═════ Provided passage

CVE-2025-36220

Vulnerability

IBM Cloud Pak for Data System Cyclops version 11.3.0.2-IF2 (and possibly earlier interim fixes) is vulnerable to SQL injection [1]. A remote attacker could send specially crafted SQL statements to the back-end database, exploiting improper neutralization of special elements (CWE-89) [1]. The CVSS v3 base score is 4.3 (Medium) with vector AV:N/AC:L/PR:L/UI:N/S:U/C:N/I:L/A:N [1].

Exploitation

The attacker needs network access to the affected system and low privileges (PR:L) [1]. No user interaction is required (UI:N) [1]. The attack complexity is low (AC:L) [1]. The attacker sends crafted SQL queries that bypass input sanitization, reaching the database directly [1].

Impact

On success, the attacker can view, add, modify, or delete information in the back-end database [1]. This results in limited integrity impact (I:L) and no confidentiality or availability impact (C:N, A:N) per the CVSS score [1].

Mitigation

IBM has published a security bulletin (reference [1]) stating the vulnerability is addressed in IBM Cloud Pak for Data System Cyclops 11.3.1.1. No workarounds are listed. Users should upgrade to the fixed version. If no upgrade is possible, restrict network access and monitor database queries for anomalous patterns.

══════════

# Assigned task 1
List the actions the CVE-2025-36220 write-up says a successful attacker can perform on information in the back-end database.
# Assigned task 2
According to the CVE-2025-36220 write-up, which version addresses the vulnerability?
The dataset entries that follow are separate material from the CVE-2025-36220 write-up.

═════ Data listing

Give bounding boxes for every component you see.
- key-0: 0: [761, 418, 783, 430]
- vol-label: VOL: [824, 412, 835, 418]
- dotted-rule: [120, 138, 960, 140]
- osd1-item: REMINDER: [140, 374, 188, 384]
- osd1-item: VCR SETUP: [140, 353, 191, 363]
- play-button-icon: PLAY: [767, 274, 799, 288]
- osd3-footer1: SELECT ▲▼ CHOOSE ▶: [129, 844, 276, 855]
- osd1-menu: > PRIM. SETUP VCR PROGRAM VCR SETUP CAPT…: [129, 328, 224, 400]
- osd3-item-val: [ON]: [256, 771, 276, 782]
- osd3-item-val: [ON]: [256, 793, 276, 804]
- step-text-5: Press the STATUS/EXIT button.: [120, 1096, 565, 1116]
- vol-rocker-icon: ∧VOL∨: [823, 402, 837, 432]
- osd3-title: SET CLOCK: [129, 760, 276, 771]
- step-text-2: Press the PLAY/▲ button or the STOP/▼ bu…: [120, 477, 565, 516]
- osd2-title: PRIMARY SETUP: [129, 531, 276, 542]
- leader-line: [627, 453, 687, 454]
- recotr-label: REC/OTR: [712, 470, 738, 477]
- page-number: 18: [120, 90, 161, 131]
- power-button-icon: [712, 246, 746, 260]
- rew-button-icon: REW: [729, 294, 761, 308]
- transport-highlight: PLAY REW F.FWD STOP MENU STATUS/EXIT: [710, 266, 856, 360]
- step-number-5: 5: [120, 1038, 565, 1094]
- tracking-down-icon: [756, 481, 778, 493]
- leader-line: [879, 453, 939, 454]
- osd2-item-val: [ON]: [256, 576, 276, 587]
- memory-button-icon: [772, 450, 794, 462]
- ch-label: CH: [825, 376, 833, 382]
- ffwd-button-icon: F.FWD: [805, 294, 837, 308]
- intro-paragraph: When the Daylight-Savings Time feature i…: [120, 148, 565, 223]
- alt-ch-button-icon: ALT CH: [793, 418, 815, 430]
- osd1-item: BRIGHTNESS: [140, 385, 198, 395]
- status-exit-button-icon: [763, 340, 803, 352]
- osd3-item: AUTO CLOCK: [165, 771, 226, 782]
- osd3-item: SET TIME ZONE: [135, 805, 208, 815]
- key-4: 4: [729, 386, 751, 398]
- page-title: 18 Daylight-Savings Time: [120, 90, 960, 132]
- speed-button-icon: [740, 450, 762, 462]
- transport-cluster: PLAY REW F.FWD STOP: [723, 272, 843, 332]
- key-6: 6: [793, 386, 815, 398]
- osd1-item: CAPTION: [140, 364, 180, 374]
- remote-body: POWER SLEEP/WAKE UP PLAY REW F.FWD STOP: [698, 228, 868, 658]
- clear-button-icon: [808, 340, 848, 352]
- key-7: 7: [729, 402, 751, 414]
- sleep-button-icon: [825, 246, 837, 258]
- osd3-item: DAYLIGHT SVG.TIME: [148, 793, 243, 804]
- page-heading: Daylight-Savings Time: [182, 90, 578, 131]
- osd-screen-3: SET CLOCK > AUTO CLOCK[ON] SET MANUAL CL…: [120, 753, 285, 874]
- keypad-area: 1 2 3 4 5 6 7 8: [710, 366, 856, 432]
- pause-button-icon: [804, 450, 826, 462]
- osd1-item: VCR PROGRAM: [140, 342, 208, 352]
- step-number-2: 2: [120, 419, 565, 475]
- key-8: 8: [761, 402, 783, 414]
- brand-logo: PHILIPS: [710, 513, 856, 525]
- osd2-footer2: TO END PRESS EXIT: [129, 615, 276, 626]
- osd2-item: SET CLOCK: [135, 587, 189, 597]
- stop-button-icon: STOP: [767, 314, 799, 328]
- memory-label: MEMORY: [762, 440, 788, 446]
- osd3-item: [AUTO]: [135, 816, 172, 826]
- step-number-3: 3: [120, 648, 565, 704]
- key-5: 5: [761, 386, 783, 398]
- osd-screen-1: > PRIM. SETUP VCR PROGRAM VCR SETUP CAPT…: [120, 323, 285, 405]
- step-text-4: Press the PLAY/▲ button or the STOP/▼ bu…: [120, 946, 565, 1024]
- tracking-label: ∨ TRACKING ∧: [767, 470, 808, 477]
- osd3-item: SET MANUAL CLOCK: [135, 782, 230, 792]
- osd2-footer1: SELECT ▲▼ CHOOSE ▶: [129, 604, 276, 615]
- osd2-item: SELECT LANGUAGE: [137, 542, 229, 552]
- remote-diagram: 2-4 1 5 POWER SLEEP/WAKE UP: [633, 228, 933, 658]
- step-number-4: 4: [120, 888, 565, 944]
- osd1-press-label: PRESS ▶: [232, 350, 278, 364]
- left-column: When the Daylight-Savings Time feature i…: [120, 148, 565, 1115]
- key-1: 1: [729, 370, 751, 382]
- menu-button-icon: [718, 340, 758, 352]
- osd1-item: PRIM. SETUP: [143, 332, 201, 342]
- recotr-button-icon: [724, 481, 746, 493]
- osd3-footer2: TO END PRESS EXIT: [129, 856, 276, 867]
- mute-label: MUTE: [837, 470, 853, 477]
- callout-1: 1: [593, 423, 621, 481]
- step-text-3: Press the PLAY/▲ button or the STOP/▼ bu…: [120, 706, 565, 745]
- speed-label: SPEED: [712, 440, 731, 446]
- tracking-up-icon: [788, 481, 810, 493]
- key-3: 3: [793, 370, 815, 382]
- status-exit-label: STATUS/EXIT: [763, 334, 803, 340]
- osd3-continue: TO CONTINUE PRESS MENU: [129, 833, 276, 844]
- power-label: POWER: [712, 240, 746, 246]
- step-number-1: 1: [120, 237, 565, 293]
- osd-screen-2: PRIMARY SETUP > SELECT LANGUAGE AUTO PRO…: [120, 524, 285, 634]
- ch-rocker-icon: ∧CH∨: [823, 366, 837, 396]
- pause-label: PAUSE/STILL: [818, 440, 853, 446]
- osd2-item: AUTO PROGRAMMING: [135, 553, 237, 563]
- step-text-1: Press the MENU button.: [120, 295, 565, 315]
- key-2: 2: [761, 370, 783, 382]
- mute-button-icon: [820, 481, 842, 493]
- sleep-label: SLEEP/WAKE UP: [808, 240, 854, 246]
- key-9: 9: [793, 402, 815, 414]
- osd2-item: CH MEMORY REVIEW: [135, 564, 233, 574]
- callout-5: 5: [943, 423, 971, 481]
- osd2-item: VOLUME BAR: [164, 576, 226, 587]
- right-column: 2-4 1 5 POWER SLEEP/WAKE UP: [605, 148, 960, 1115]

══════════

# Exercise response 1
View, add, modify, delete

# Exercise response 2
IBM Cloud Pak for Data System Cyclops 11.3.1.1